Data records
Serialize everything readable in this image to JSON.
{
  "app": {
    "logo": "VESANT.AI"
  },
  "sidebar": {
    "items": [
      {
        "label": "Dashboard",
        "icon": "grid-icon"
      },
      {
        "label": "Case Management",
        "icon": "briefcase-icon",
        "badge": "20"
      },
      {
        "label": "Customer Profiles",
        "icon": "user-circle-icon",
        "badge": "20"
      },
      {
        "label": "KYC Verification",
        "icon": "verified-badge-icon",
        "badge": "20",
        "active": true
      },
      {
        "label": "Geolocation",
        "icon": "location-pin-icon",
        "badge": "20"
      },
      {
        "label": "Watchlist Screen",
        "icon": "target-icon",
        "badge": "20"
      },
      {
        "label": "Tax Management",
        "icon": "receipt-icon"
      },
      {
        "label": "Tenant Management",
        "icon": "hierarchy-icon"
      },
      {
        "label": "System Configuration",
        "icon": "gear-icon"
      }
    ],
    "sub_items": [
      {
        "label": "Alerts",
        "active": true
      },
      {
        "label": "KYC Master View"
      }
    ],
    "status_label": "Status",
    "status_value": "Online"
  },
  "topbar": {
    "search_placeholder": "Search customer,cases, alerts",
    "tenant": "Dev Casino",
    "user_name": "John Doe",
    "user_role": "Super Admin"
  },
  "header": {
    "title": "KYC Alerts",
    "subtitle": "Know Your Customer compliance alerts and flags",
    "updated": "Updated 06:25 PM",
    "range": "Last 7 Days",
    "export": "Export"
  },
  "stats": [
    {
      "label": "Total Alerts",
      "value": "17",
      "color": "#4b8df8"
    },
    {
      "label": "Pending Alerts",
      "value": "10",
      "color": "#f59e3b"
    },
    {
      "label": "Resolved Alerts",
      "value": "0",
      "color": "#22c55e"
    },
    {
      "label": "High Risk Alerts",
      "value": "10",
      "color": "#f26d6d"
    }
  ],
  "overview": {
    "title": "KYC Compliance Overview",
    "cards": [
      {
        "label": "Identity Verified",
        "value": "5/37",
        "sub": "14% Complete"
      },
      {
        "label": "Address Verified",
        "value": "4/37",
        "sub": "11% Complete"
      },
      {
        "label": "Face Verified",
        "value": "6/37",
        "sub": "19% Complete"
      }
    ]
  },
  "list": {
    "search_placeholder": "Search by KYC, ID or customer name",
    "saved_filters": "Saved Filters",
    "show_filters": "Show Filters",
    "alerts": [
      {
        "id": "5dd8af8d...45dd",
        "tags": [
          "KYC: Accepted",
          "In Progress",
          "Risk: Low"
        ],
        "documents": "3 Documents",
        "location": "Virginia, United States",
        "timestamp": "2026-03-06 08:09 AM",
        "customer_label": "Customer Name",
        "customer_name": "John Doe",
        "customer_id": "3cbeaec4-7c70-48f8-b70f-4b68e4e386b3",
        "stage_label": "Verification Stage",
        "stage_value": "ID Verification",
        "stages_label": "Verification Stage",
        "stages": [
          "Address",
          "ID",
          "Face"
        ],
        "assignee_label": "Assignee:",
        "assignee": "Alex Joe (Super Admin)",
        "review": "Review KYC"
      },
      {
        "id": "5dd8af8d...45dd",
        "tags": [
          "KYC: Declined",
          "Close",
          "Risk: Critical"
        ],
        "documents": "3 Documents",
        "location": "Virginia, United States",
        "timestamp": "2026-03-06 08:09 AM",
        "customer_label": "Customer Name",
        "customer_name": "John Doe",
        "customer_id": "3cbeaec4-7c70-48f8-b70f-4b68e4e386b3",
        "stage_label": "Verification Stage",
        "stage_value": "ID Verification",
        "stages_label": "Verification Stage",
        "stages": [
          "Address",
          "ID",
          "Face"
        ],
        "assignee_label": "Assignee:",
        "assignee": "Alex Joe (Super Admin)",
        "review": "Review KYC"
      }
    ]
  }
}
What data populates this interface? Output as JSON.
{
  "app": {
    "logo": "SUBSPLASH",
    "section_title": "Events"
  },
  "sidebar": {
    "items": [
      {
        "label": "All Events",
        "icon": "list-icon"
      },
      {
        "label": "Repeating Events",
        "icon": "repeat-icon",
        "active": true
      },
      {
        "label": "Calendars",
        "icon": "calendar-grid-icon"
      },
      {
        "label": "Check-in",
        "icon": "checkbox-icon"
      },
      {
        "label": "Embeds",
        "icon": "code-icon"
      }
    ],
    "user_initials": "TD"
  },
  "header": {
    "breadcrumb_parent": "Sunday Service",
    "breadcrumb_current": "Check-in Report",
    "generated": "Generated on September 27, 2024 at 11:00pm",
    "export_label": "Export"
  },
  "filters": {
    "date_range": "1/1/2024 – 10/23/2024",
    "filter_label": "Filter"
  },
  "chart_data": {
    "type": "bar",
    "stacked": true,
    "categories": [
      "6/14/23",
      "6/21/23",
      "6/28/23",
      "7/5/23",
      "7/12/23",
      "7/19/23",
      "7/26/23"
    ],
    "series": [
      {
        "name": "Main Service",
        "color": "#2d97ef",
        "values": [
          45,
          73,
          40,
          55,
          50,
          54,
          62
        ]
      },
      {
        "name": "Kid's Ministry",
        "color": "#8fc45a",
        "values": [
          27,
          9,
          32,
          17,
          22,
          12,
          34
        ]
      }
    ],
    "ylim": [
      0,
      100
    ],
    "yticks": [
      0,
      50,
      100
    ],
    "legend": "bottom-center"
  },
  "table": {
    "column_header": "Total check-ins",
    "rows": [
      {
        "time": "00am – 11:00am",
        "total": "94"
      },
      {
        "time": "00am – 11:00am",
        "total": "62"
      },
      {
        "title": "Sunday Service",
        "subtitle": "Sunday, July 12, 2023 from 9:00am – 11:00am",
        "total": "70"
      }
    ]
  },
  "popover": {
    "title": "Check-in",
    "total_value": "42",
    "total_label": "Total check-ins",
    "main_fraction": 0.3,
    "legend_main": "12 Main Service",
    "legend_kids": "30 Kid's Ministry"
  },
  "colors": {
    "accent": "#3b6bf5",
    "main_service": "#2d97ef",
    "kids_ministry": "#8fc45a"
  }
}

Requirement
Quote the data above in full, changing nothing.

Result
Serialize everything readable in this image to JSON.
{
  "app": {
    "logo": "VESANT.AI"
  },
  "sidebar": {
    "items": [
      {
        "label": "Dashboard",
        "icon": "grid-icon"
      },
      {
        "label": "Case Management",
        "icon": "briefcase-icon",
        "badge": "20"
      },
      {
        "label": "Customer Profiles",
        "icon": "user-circle-icon",
        "badge": "20"
      },
      {
        "label": "KYC Verification",
        "icon": "verified-badge-icon",
        "badge": "20",
        "active": true
      },
      {
        "label": "Geolocation",
        "icon": "location-pin-icon",
        "badge": "20"
      },
      {
        "label": "Watchlist Screen",
        "icon": "target-icon",
        "badge": "20"
      },
      {
        "label": "Tax Management",
        "icon": "receipt-icon"
      },
      {
        "label": "Tenant Management",
        "icon": "hierarchy-icon"
      },
      {
        "label": "System Configuration",
        "icon": "gear-icon"
      }
    ],
    "sub_items": [
      {
        "label": "Alerts",
        "active": true
      },
      {
        "label": "KYC Master View"
      }
    ],
    "status_label": "Status",
    "status_value": "Online"
  },
  "topbar": {
    "search_placeholder": "Search customer,cases, alerts",
    "tenant": "Dev Casino",
    "user_name": "John Doe",
    "user_role": "Super Admin"
  },
  "header": {
    "title": "KYC Alerts",
    "subtitle": "Know Your Customer compliance alerts and flags",
    "updated": "Updated 06:25 PM",
    "range": "Last 7 Days",
    "export": "Export"
  },
  "stats": [
    {
      "label": "Total Alerts",
      "value": "17",
      "color": "#4b8df8"
    },
    {
      "label": "Pending Alerts",
      "value": "10",
      "color": "#f59e3b"
    },
    {
      "label": "Resolved Alerts",
      "value": "0",
      "color": "#22c55e"
    },
    {
      "label": "High Risk Alerts",
      "value": "10",
      "color": "#f26d6d"
    }
  ],
  "overview": {
    "title": "KYC Compliance Overview",
    "cards": [
      {
        "label": "Identity Verified",
        "value": "5/37",
        "sub": "14% Complete"
      },
      {
        "label": "Address Verified",
        "value": "4/37",
        "sub": "11% Complete"
      },
      {
        "label": "Face Verified",
        "value": "6/37",
        "sub": "19% Complete"
      }
    ]
  },
  "list": {
    "search_placeholder": "Search by KYC, ID or customer name",
    "saved_filters": "Saved Filters",
    "show_filters": "Show Filters",
    "alerts": [
      {
        "id": "5dd8af8d...45dd",
        "tags": [
          "KYC: Accepted",
          "In Progress",
          "Risk: Low"
        ],
        "documents": "3 Documents",
        "location": "Virginia, United States",
        "timestamp": "2026-03-06 08:09 AM",
        "customer_label": "Customer Name",
        "customer_name": "John Doe",
        "customer_id": "3cbeaec4-7c70-48f8-b70f-4b68e4e386b3",
        "stage_label": "Verification Stage",
        "stage_value": "ID Verification",
        "stages_label": "Verification Stage",
        "stages": [
          "Address",
          "ID",
          "Face"
        ],
        "assignee_label": "Assignee:",
        "assignee": "Alex Joe (Super Admin)",
        "review": "Review KYC"
      },
      {
        "id": "5dd8af8d...45dd",
        "tags": [
          "KYC: Declined",
          "Close",
          "Risk: Critical"
        ],
        "documents": "3 Documents",
        "location": "Virginia, United States",
        "timestamp": "2026-03-06 08:09 AM",
        "customer_label": "Customer Name",
        "customer_name": "John Doe",
        "customer_id": "3cbeaec4-7c70-48f8-b70f-4b68e4e386b3",
        "stage_label": "Verification Stage",
        "stage_value": "ID Verification",
        "stages_label": "Verification Stage",
        "stages": [
          "Address",
          "ID",
          "Face"
        ],
        "assignee_label": "Assignee:",
        "assignee": "Alex Joe (Super Admin)",
        "review": "Review KYC"
      }
    ]
  }
}
What data populates this interface? Output as JSON.
{
  "app": {
    "logo": "SUBSPLASH",
    "section_title": "Events"
  },
  "sidebar": {
    "items": [
      {
        "label": "All Events",
        "icon": "list-icon"
      },
      {
        "label": "Repeating Events",
        "icon": "repeat-icon",
        "active": true
      },
      {
        "label": "Calendars",
        "icon": "calendar-grid-icon"
      },
      {
        "label": "Check-in",
        "icon": "checkbox-icon"
      },
      {
        "label": "Embeds",
        "icon": "code-icon"
      }
    ],
    "user_initials": "TD"
  },
  "header": {
    "breadcrumb_parent": "Sunday Service",
    "breadcrumb_current": "Check-in Report",
    "generated": "Generated on September 27, 2024 at 11:00pm",
    "export_label": "Export"
  },
  "filters": {
    "date_range": "1/1/2024 – 10/23/2024",
    "filter_label": "Filter"
  },
  "chart_data": {
    "type": "bar",
    "stacked": true,
    "categories": [
      "6/14/23",
      "6/21/23",
      "6/28/23",
      "7/5/23",
      "7/12/23",
      "7/19/23",
      "7/26/23"
    ],
    "series": [
      {
        "name": "Main Service",
        "color": "#2d97ef",
        "values": [
          45,
          73,
          40,
          55,
          50,
          54,
          62
        ]
      },
      {
        "name": "Kid's Ministry",
        "color": "#8fc45a",
        "values": [
          27,
          9,
          32,
          17,
          22,
          12,
          34
        ]
      }
    ],
    "ylim": [
      0,
      100
    ],
    "yticks": [
      0,
      50,
      100
    ],
    "legend": "bottom-center"
  },
  "table": {
    "column_header": "Total check-ins",
    "rows": [
      {
        "time": "00am – 11:00am",
        "total": "94"
      },
      {
        "time": "00am – 11:00am",
        "total": "62"
      },
      {
        "title": "Sunday Service",
        "subtitle": "Sunday, July 12, 2023 from 9:00am – 11:00am",
        "total": "70"
      }
    ]
  },
  "popover": {
    "title": "Check-in",
    "total_value": "42",
    "total_label": "Total check-ins",
    "main_fraction": 0.3,
    "legend_main": "12 Main Service",
    "legend_kids": "30 Kid's Ministry"
  },
  "colors": {
    "accent": "#3b6bf5",
    "main_service": "#2d97ef",
    "kids_ministry": "#8fc45a"
  }
}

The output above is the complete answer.